> [DIRECTIVE]: Each entry needs to be restated exactly as written.

Start RECORDS FOR THIS TASK

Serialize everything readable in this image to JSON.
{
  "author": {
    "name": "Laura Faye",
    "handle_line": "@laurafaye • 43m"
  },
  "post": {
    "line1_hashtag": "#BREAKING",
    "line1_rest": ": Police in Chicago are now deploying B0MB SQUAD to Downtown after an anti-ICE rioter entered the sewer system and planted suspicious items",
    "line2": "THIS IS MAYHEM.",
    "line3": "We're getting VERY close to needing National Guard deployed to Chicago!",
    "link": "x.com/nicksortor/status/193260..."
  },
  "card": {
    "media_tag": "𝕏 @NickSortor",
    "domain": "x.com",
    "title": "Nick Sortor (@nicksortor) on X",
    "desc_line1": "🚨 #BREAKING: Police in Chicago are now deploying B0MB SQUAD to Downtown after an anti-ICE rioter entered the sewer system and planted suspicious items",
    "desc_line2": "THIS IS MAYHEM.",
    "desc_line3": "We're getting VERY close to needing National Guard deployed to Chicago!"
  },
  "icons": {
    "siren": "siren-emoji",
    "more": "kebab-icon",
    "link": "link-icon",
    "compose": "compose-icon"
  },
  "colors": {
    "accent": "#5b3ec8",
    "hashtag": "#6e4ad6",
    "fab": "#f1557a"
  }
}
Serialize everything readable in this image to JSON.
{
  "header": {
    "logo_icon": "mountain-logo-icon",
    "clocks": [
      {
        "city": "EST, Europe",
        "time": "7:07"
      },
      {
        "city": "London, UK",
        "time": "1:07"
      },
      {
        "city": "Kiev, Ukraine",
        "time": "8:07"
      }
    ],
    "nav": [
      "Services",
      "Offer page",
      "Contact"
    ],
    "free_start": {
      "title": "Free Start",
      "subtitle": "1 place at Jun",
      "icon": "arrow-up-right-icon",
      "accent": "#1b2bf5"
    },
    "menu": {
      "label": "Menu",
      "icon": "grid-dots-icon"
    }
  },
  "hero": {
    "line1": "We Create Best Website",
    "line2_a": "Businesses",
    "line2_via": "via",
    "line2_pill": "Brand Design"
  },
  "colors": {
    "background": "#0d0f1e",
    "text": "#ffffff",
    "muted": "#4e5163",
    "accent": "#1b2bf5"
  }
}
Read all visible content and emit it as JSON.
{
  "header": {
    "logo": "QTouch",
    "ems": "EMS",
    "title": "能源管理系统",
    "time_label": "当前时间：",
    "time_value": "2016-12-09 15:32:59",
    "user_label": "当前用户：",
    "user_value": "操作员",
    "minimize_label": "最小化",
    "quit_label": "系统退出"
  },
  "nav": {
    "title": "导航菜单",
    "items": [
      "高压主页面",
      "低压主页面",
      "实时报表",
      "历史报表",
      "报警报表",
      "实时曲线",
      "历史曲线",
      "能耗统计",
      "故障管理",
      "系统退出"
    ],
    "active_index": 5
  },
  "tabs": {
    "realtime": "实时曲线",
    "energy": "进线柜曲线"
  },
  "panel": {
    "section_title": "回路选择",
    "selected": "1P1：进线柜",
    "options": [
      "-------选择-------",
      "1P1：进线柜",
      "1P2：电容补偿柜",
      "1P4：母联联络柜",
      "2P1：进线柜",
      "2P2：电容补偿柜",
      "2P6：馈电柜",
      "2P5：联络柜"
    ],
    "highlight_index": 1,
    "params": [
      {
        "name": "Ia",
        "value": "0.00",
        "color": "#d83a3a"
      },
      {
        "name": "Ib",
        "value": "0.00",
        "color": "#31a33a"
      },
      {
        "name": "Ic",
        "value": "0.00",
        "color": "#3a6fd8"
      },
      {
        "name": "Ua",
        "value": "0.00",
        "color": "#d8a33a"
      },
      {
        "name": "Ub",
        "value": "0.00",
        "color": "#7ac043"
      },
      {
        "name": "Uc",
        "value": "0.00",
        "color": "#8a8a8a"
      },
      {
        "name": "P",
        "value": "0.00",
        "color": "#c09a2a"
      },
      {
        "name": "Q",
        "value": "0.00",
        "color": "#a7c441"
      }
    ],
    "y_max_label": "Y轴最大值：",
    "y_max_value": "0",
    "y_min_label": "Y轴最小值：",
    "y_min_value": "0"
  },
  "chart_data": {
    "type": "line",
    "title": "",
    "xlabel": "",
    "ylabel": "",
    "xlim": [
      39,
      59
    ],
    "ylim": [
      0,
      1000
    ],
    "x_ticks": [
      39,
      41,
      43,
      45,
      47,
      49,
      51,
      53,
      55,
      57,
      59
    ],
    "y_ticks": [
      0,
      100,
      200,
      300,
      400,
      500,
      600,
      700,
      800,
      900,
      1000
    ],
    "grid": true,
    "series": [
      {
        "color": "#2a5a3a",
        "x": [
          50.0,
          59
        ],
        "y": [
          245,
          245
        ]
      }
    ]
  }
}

End RECORDS FOR THIS TASK

> [ANSWER TO THE EXERCISE]:
Serialize everything readable in this image to JSON.
{
  "author": {
    "name": "Laura Faye",
    "handle_line": "@laurafaye • 43m"
  },
  "post": {
    "line1_hashtag": "#BREAKING",
    "line1_rest": ": Police in Chicago are now deploying B0MB SQUAD to Downtown after an anti-ICE rioter entered the sewer system and planted suspicious items",
    "line2": "THIS IS MAYHEM.",
    "line3": "We're getting VERY close to needing National Guard deployed to Chicago!",
    "link": "x.com/nicksortor/status/193260..."
  },
  "card": {
    "media_tag": "𝕏 @NickSortor",
    "domain": "x.com",
    "title": "Nick Sortor (@nicksortor) on X",
    "desc_line1": "🚨 #BREAKING: Police in Chicago are now deploying B0MB SQUAD to Downtown after an anti-ICE rioter entered the sewer system and planted suspicious items",
    "desc_line2": "THIS IS MAYHEM.",
    "desc_line3": "We're getting VERY close to needing National Guard deployed to Chicago!"
  },
  "icons": {
    "siren": "siren-emoji",
    "more": "kebab-icon",
    "link": "link-icon",
    "compose": "compose-icon"
  },
  "colors": {
    "accent": "#5b3ec8",
    "hashtag": "#6e4ad6",
    "fab": "#f1557a"
  }
}
Serialize everything readable in this image to JSON.
{
  "header": {
    "logo_icon": "mountain-logo-icon",
    "clocks": [
      {
        "city": "EST, Europe",
        "time": "7:07"
      },
      {
        "city": "London, UK",
        "time": "1:07"
      },
      {
        "city": "Kiev, Ukraine",
        "time": "8:07"
      }
    ],
    "nav": [
      "Services",
      "Offer page",
      "Contact"
    ],
    "free_start": {
      "title": "Free Start",
      "subtitle": "1 place at Jun",
      "icon": "arrow-up-right-icon",
      "accent": "#1b2bf5"
    },
    "menu": {
      "label": "Menu",
      "icon": "grid-dots-icon"
    }
  },
  "hero": {
    "line1": "We Create Best Website",
    "line2_a": "Businesses",
    "line2_via": "via",
    "line2_pill": "Brand Design"
  },
  "colors": {
    "background": "#0d0f1e",
    "text": "#ffffff",
    "muted": "#4e5163",
    "accent": "#1b2bf5"
  }
}
Read all visible content and emit it as JSON.
{
  "header": {
    "logo": "QTouch",
    "ems": "EMS",
    "title": "能源管理系统",
    "time_label": "当前时间：",
    "time_value": "2016-12-09 15:32:59",
    "user_label": "当前用户：",
    "user_value": "操作员",
    "minimize_label": "最小化",
    "quit_label": "系统退出"
  },
  "nav": {
    "title": "导航菜单",
    "items": [
      "高压主页面",
      "低压主页面",
      "实时报表",
      "历史报表",
      "报警报表",
      "实时曲线",
      "历史曲线",
      "能耗统计",
      "故障管理",
      "系统退出"
    ],
    "active_index": 5
  },
  "tabs": {
    "realtime": "实时曲线",
    "energy": "进线柜曲线"
  },
  "panel": {
    "section_title": "回路选择",
    "selected": "1P1：进线柜",
    "options": [
      "-------选择-------",
      "1P1：进线柜",
      "1P2：电容补偿柜",
      "1P4：母联联络柜",
      "2P1：进线柜",
      "2P2：电容补偿柜",
      "2P6：馈电柜",
      "2P5：联络柜"
    ],
    "highlight_index": 1,
    "params": [
      {
        "name": "Ia",
        "value": "0.00",
        "color": "#d83a3a"
      },
      {
        "name": "Ib",
        "value": "0.00",
        "color": "#31a33a"
      },
      {
        "name": "Ic",
        "value": "0.00",
        "color": "#3a6fd8"
      },
      {
        "name": "Ua",
        "value": "0.00",
        "color": "#d8a33a"
      },
      {
        "name": "Ub",
        "value": "0.00",
        "color": "#7ac043"
      },
      {
        "name": "Uc",
        "value": "0.00",
        "color": "#8a8a8a"
      },
      {
        "name": "P",
        "value": "0.00",
        "color": "#c09a2a"
      },
      {
        "name": "Q",
        "value": "0.00",
        "color": "#a7c441"
      }
    ],
    "y_max_label": "Y轴最大值：",
    "y_max_value": "0",
    "y_min_label": "Y轴最小值：",
    "y_min_value": "0"
  },
  "chart_data": {
    "type": "line",
    "title": "",
    "xlabel": "",
    "ylabel": "",
    "xlim": [
      39,
      59
    ],
    "ylim": [
      0,
      1000
    ],
    "x_ticks": [
      39,
      41,
      43,
      45,
      47,
      49,
      51,
      53,
      55,
      57,
      59
    ],
    "y_ticks": [
      0,
      100,
      200,
      300,
      400,
      500,
      600,
      700,
      800,
      900,
      1000
    ],
    "grid": true,
    "series": [
      {
        "color": "#2a5a3a",
        "x": [
          50.0,
          59
        ],
        "y": [
          245,
          245
        ]
      }
    ]
  }
}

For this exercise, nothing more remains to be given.